Recorded data
:::::

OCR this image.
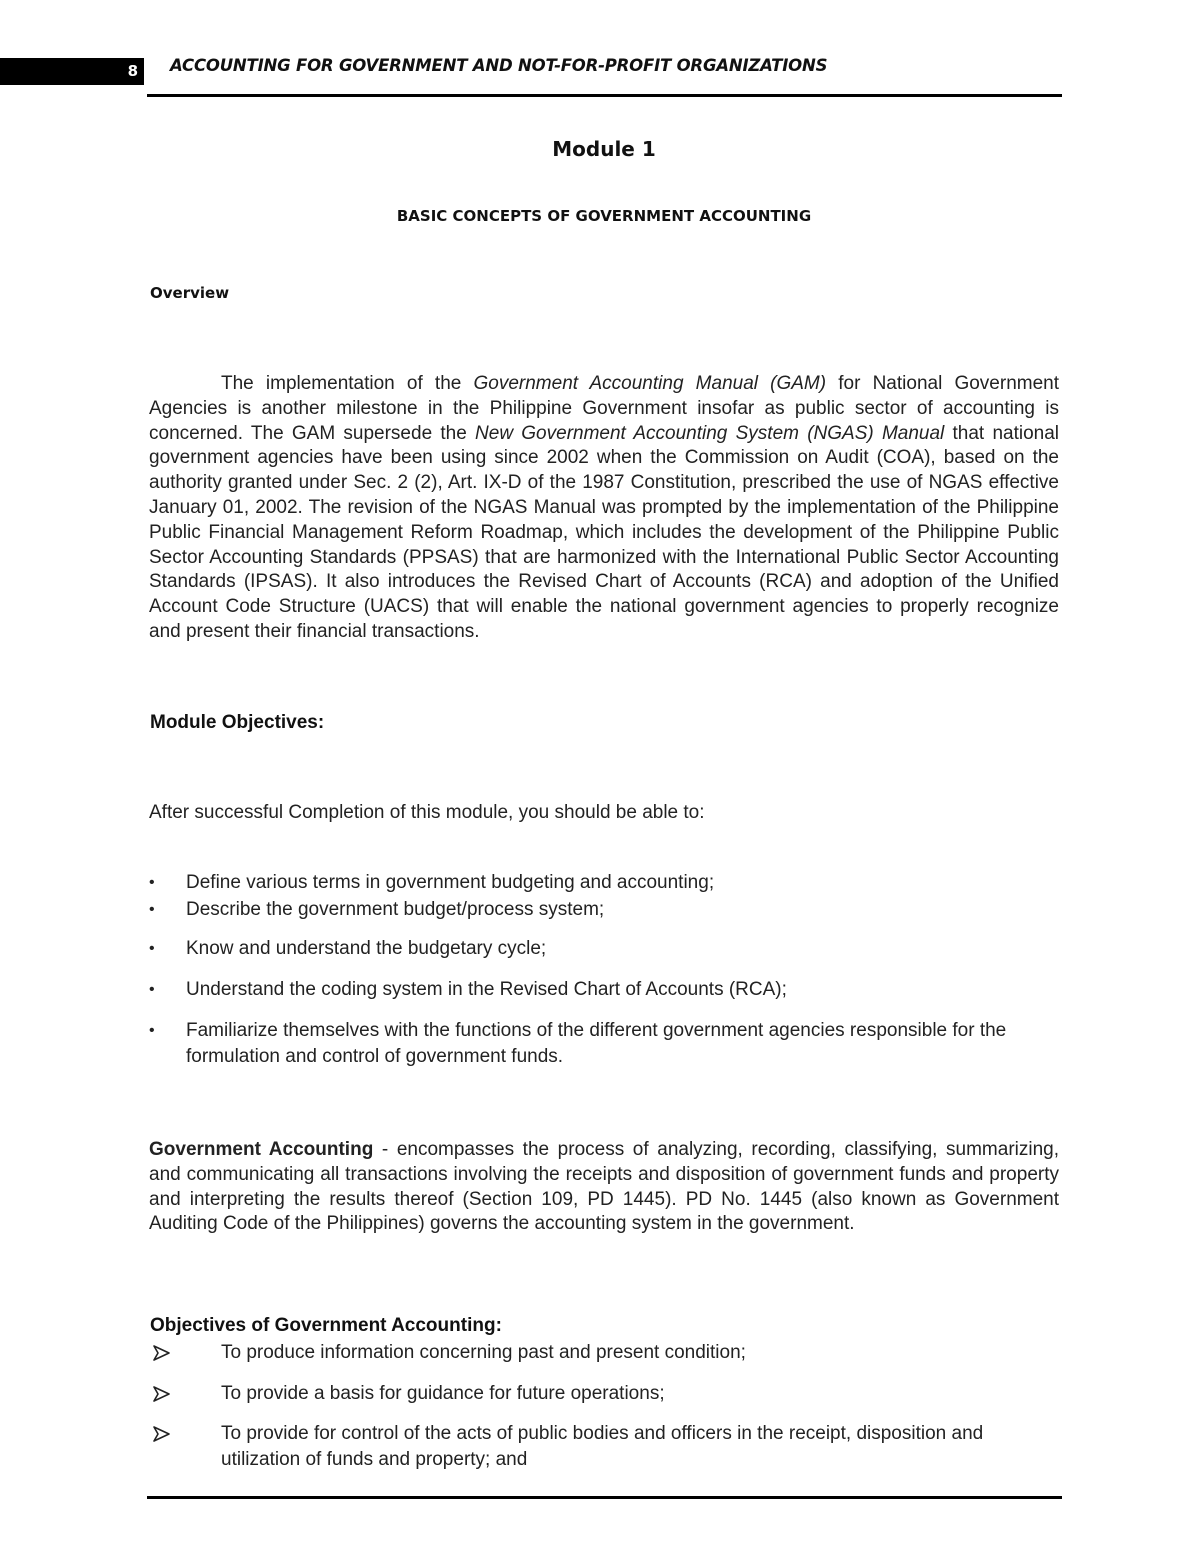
8 ACCOUNTING FOR GOVERNMENT AND NOT-FOR-PROFIT ORGANIZATIONS
Module 1
BASIC CONCEPTS OF GOVERNMENT ACCOUNTING
Overview
The implementation of the Government Accounting Manual (GAM) for National Government Agencies is another milestone in the Philippine Government insofar as public sector of accounting is concerned. The GAM supersede the New Government Accounting System (NGAS) Manual that national government agencies have been using since 2002 when the Commission on Audit (COA), based on the authority granted under Sec. 2 (2), Art. IX-D of the 1987 Constitution, prescribed the use of NGAS effective January 01, 2002. The revision of the NGAS Manual was prompted by the implementation of the Philippine Public Financial Management Reform Roadmap, which includes the development of the Philippine Public Sector Accounting Standards (PPSAS) that are harmonized with the International Public Sector Accounting Standards (IPSAS). It also introduces the Revised Chart of Accounts (RCA) and adoption of the Unified Account Code Structure (UACS) that will enable the national government agencies to properly recognize and present their financial transactions.
Module Objectives:
After successful Completion of this module, you should be able to:
•	Define various terms in government budgeting and accounting;
•	Describe the government budget/process system;
•	Know and understand the budgetary cycle;
•	Understand the coding system in the Revised Chart of Accounts (RCA);
•	Familiarize themselves with the functions of the different government agencies responsible for the formulation and control of government funds.
Government Accounting - encompasses the process of analyzing, recording, classifying, summarizing, and communicating all transactions involving the receipts and disposition of government funds and property and interpreting the results thereof (Section 109, PD 1445). PD No. 1445 (also known as Government Auditing Code of the Philippines) governs the accounting system in the government.
Objectives of Government Accounting:
To produce information concerning past and present condition;
To provide a basis for guidance for future operations;
To provide for control of the acts of public bodies and officers in the receipt, disposition and utilization of funds and property; and
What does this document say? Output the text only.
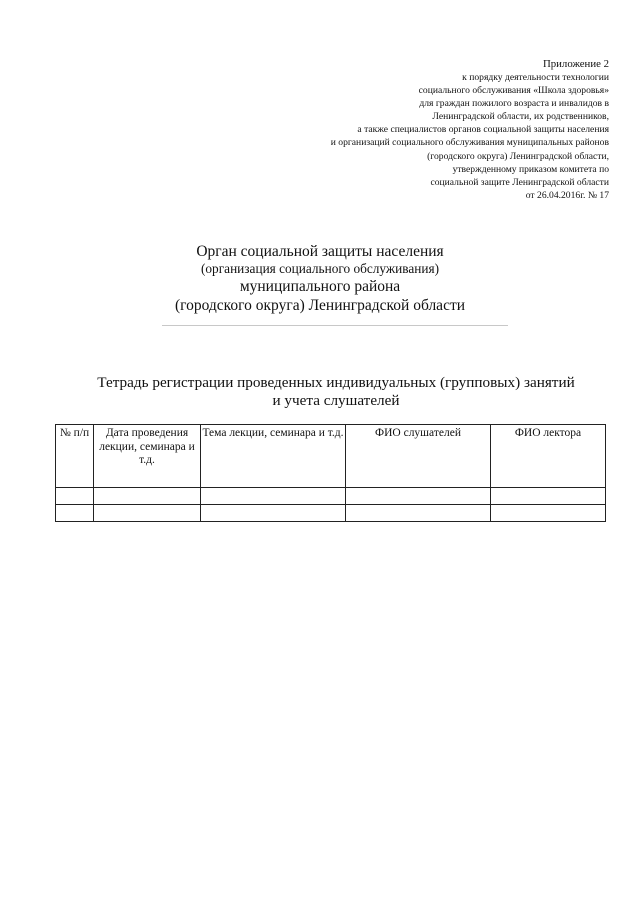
Приложение 2
к порядку деятельности технологии
социального обслуживания «Школа здоровья»
для граждан пожилого возраста и инвалидов в
Ленинградской области, их родственников,
а также специалистов органов социальной защиты населения
и организаций социального обслуживания муниципальных районов
(городского округа) Ленинградской области,
утвержденному приказом комитета по
социальной защите Ленинградской области
от 26.04.2016г. № 17
Орган социальной защиты населения
(организация социального обслуживания)
муниципального района
(городского округа) Ленинградской области
Тетрадь регистрации проведенных индивидуальных (групповых) занятий
и учета слушателей
№ п/п	Дата проведения лекции, семинара и т.д.	Тема лекции, семинара и т.д.	ФИО слушателей	ФИО лектора
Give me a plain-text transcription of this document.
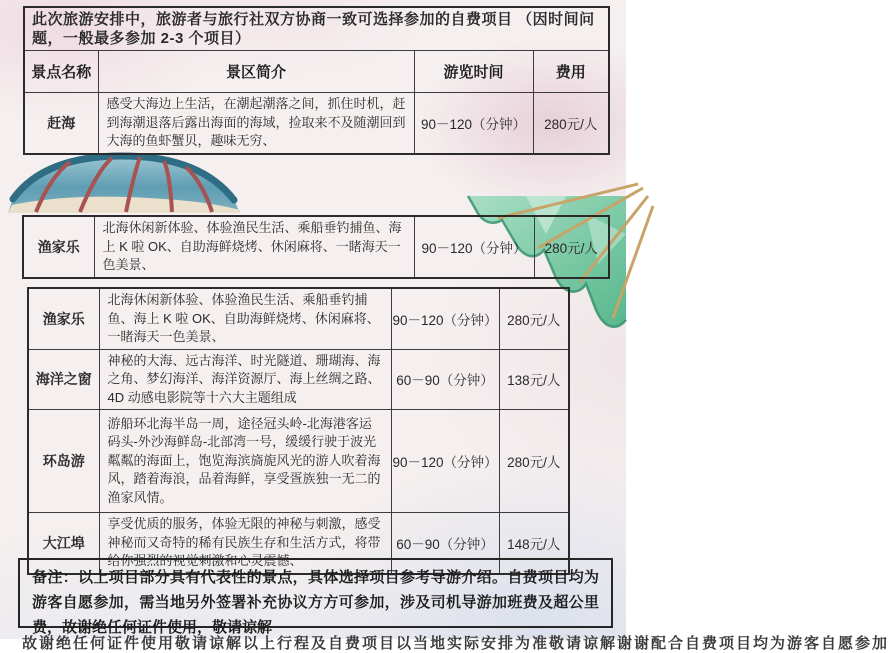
此次旅游安排中，旅游者与旅行社双方协商一致可选择参加的自费项目 （因时间问题，一般最多参加 2-3 个项目）			
景点名称	景区简介	游览时间	费用
赶海	感受大海边上生活，在潮起潮落之间，抓住时机，赶到海潮退落后露出海面的海域，捡取来不及随潮回到大海的鱼虾蟹贝，趣味无穷、	90－120（分钟）	280元/人
渔家乐	北海休闲新体验、体验渔民生活、乘船垂钓捕鱼、海上 K 啦 OK、自助海鲜烧烤、休闲麻将、一睹海天一色美景、	90－120（分钟）	280元/人
渔家乐	北海休闲新体验、体验渔民生活、乘船垂钓捕鱼、海上 K 啦 OK、自助海鲜烧烤、休闲麻将、一睹海天一色美景、	90－120（分钟）	280元/人
海洋之窗	神秘的大海、远古海洋、时光隧道、珊瑚海、海之角、梦幻海洋、海洋资源厅、海上丝绸之路、4D 动感电影院等十六大主题组成	60－90（分钟）	138元/人
环岛游	游船环北海半岛一周，途径冠头岭-北海港客运码头-外沙海鲜岛-北部湾一号，缓缓行驶于波光粼粼的海面上，饱览海滨旖旎风光的游人吹着海风，踏着海浪，品着海鲜，享受疍族独一无二的渔家风情。	90－120（分钟）	280元/人
大江埠	享受优质的服务，体验无限的神秘与刺激，感受神秘而又奇特的稀有民族生存和生活方式，将带给你强烈的视觉刺激和心灵震憾、	60－90（分钟）	148元/人
备注：以上项目部分具有代表性的景点，具体选择项目参考导游介绍。自费项目均为游客自愿参加，需当地另外签署补充协议方方可参加，涉及司机导游加班费及超公里费，故谢绝任何证件使用，敬请谅解
故谢绝任何证件使用敬请谅解以上行程及自费项目以当地实际安排为准敬请谅解谢谢配合自费项目均为游客自愿参加
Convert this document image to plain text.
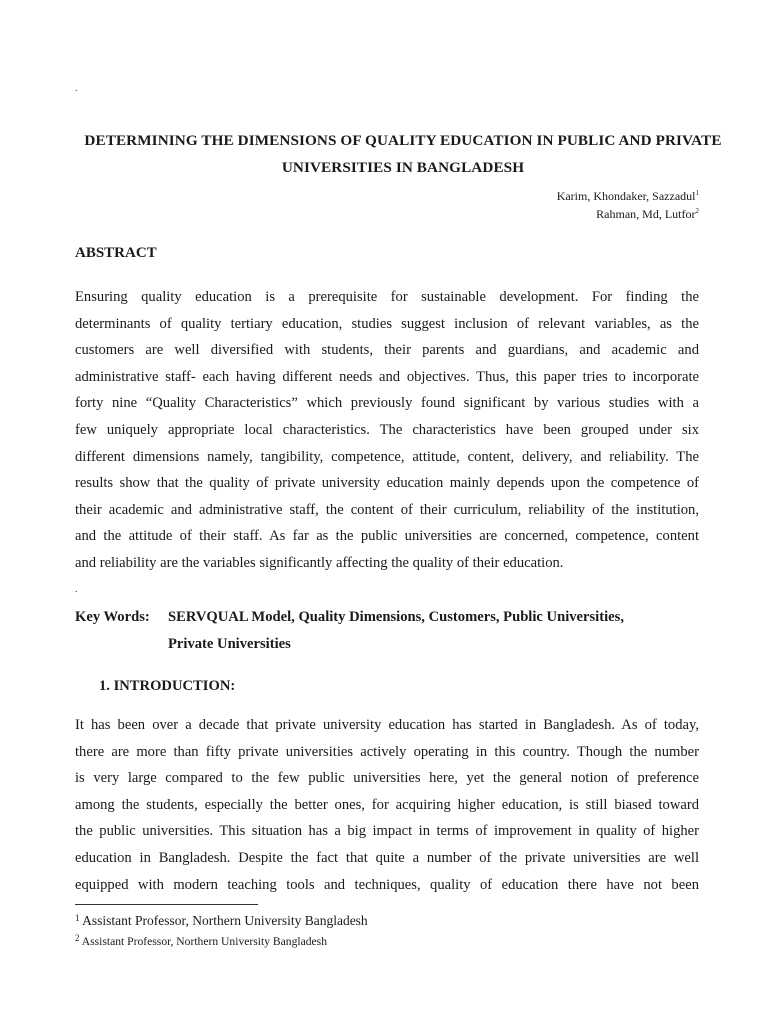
.
DETERMINING THE DIMENSIONS OF QUALITY EDUCATION IN PUBLIC AND PRIVATE
UNIVERSITIES IN BANGLADESH
Karim, Khondaker, Sazzadul$^1$
Rahman, Md, Lutfor$^2$
ABSTRACT
Ensuring quality education is a prerequisite for sustainable development. For finding the
determinants of quality tertiary education, studies suggest inclusion of relevant variables, as the
customers are well diversified with students, their parents and guardians, and academic and
administrative staff- each having different needs and objectives. Thus, this paper tries to incorporate
forty nine “Quality Characteristics” which previously found significant by various studies with a
few uniquely appropriate local characteristics. The characteristics have been grouped under six
different dimensions namely, tangibility, competence, attitude, content, delivery, and reliability. The
results show that the quality of private university education mainly depends upon the competence of
their academic and administrative staff, the content of their curriculum, reliability of the institution,
and the attitude of their staff. As far as the public universities are concerned, competence, content
and reliability are the variables significantly affecting the quality of their education.
.
Key Words: SERVQUAL Model, Quality Dimensions, Customers, Public Universities,
Private Universities
1. INTRODUCTION:
It has been over a decade that private university education has started in Bangladesh. As of today,
there are more than fifty private universities actively operating in this country. Though the number
is very large compared to the few public universities here, yet the general notion of preference
among the students, especially the better ones, for acquiring higher education, is still biased toward
the public universities. This situation has a big impact in terms of improvement in quality of higher
education in Bangladesh. Despite the fact that quite a number of the private universities are well
equipped with modern teaching tools and techniques, quality of education there have not been
$^1$ Assistant Professor, Northern University Bangladesh
$^2$ Assistant Professor, Northern University Bangladesh
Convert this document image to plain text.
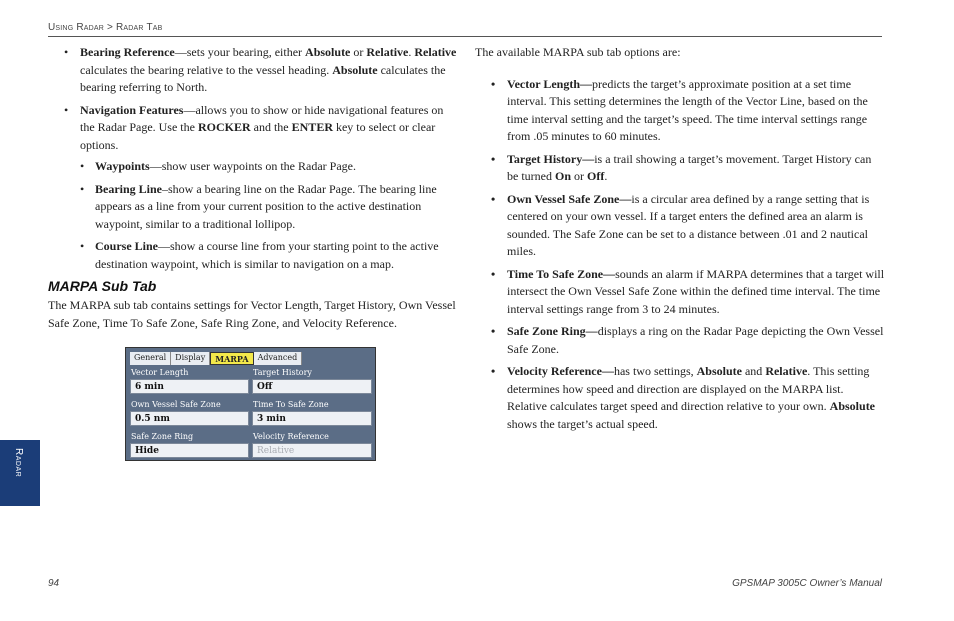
Using Radar > Radar Tab
• Bearing Reference—sets your bearing, either Absolute or Relative. Relative calculates the bearing relative to the vessel heading. Absolute calculates the bearing referring to North.
• Navigation Features—allows you to show or hide navigational features on the Radar Page. Use the ROCKER and the ENTER key to select or clear options.
• Waypoints—show user waypoints on the Radar Page.
• Bearing Line–show a bearing line on the Radar Page. The bearing line appears as a line from your current position to the active destination waypoint, similar to a traditional lollipop.
• Course Line—show a course line from your starting point to the active destination waypoint, which is similar to navigation on a map.
MARPA Sub Tab

The MARPA sub tab contains settings for Vector Length, Target History, Own Vessel Safe Zone, Time To Safe Zone, Safe Ring Zone, and Velocity Reference.

General	Display	MARPA	Advanced
Vector Length
6 min
Target History
Off
Own Vessel Safe Zone
0.5 nm
Time To Safe Zone
3 min
Safe Zone Ring
Hide
Velocity Reference
Relative

The available MARPA sub tab options are:

• Vector Length—predicts the target’s approximate position at a set time interval. This setting determines the length of the Vector Line, based on the time interval setting and the target’s speed. The time interval settings range from .05 minutes to 60 minutes.
• Target History—is a trail showing a target’s movement. Target History can be turned On or Off.
• Own Vessel Safe Zone—is a circular area defined by a range setting that is centered on your own vessel. If a target enters the defined area an alarm is sounded. The Safe Zone can be set to a distance between .01 and 2 nautical miles.
• Time To Safe Zone—sounds an alarm if MARPA determines that a target will intersect the Own Vessel Safe Zone within the defined time interval. The time interval settings range from 3 to 24 minutes.
• Safe Zone Ring—displays a ring on the Radar Page depicting the Own Vessel Safe Zone.
• Velocity Reference—has two settings, Absolute and Relative. This setting determines how speed and direction are displayed on the MARPA list. Relative calculates target speed and direction relative to your own. Absolute shows the target’s actual speed.
Radar
94	GPSMAP 3005C Owner’s Manual
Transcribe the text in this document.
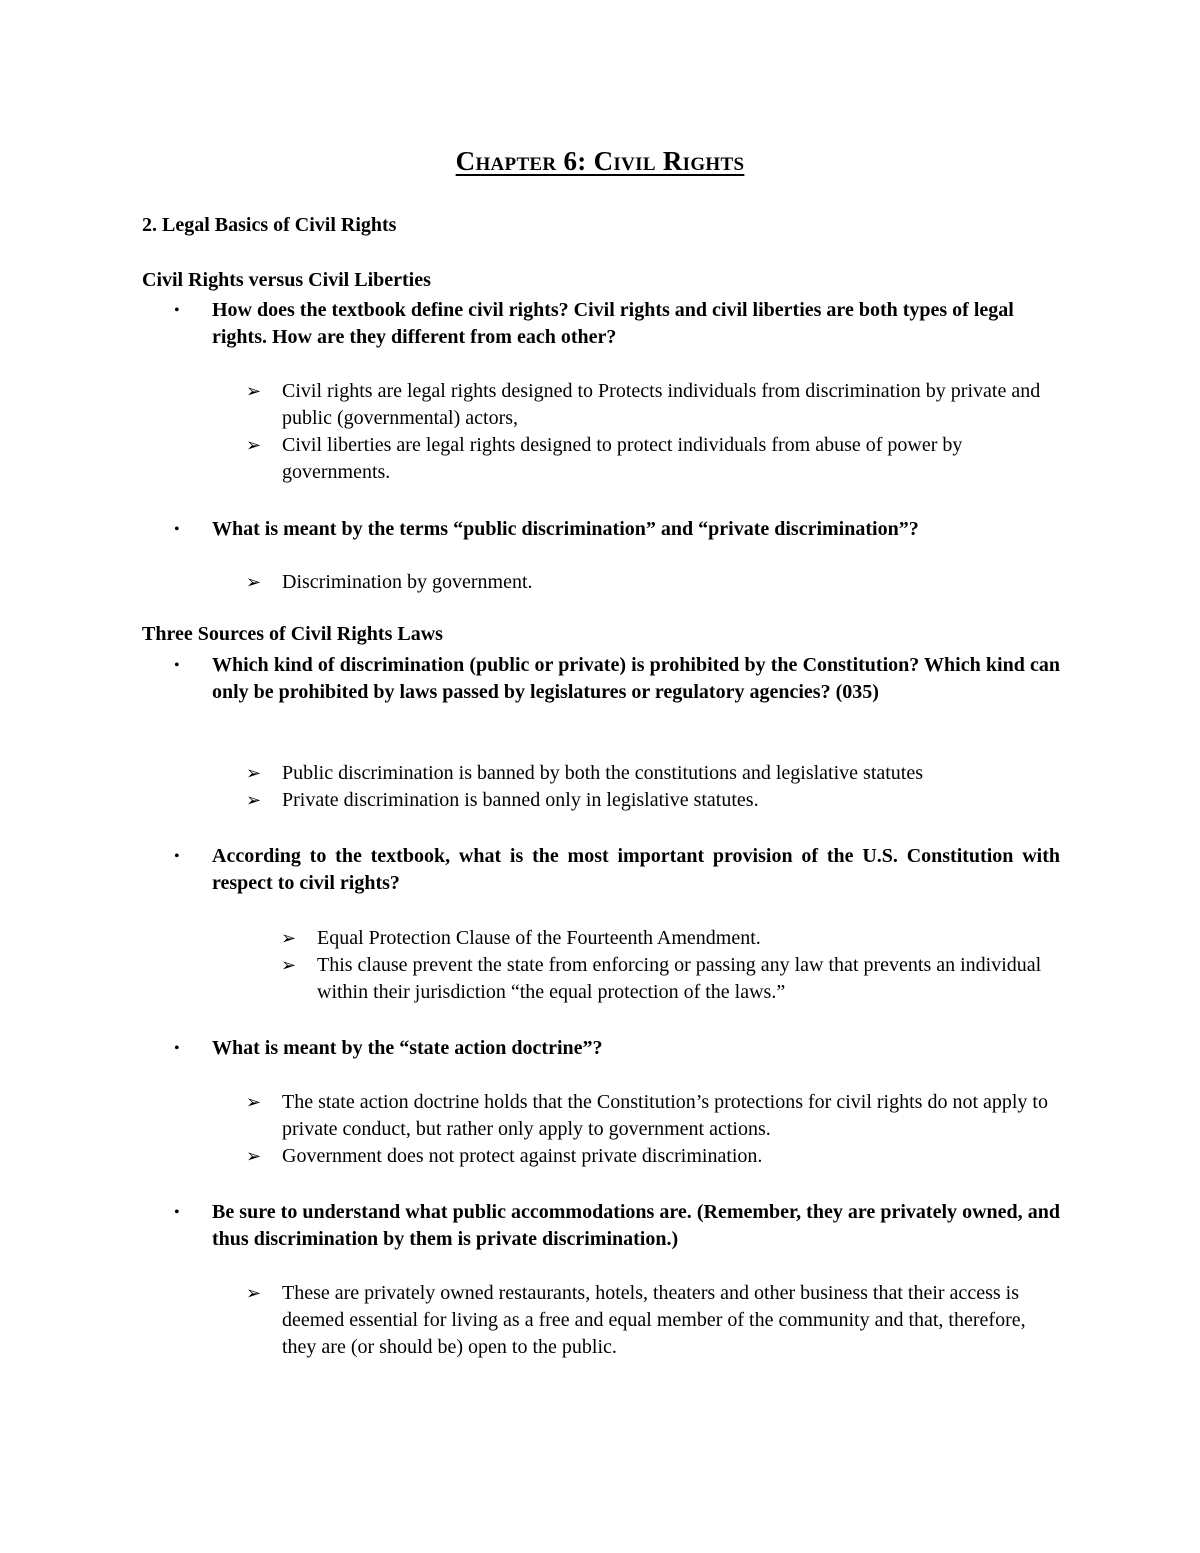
Chapter 6: Civil Rights
2. Legal Basics of Civil Rights
Civil Rights versus Civil Liberties
• How does the textbook define civil rights? Civil rights and civil liberties are both types of legal rights. How are they different from each other?
➢ Civil rights are legal rights designed to Protects individuals from discrimination by private and public (governmental) actors,
➢ Civil liberties are legal rights designed to protect individuals from abuse of power by governments.
• What is meant by the terms “public discrimination” and “private discrimination”?
➢ Discrimination by government.
Three Sources of Civil Rights Laws
• Which kind of discrimination (public or private) is prohibited by the Constitution? Which kind can only be prohibited by laws passed by legislatures or regulatory agencies? (035)
➢ Public discrimination is banned by both the constitutions and legislative statutes
➢ Private discrimination is banned only in legislative statutes.
• According to the textbook, what is the most important provision of the U.S. Constitution with respect to civil rights?
➢ Equal Protection Clause of the Fourteenth Amendment.
➢ This clause prevent the state from enforcing or passing any law that prevents an individual within their jurisdiction “the equal protection of the laws.”
• What is meant by the “state action doctrine”?
➢ The state action doctrine holds that the Constitution’s protections for civil rights do not apply to private conduct, but rather only apply to government actions.
➢ Government does not protect against private discrimination.
• Be sure to understand what public accommodations are. (Remember, they are privately owned, and thus discrimination by them is private discrimination.)
➢ These are privately owned restaurants, hotels, theaters and other business that their access is deemed essential for living as a free and equal member of the community and that, therefore, they are (or should be) open to the public.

:::::

* Problem to work on *
Give the number of lines in the records above that contain the word "concerned". Reply with that number alone.

* Exercise response *
2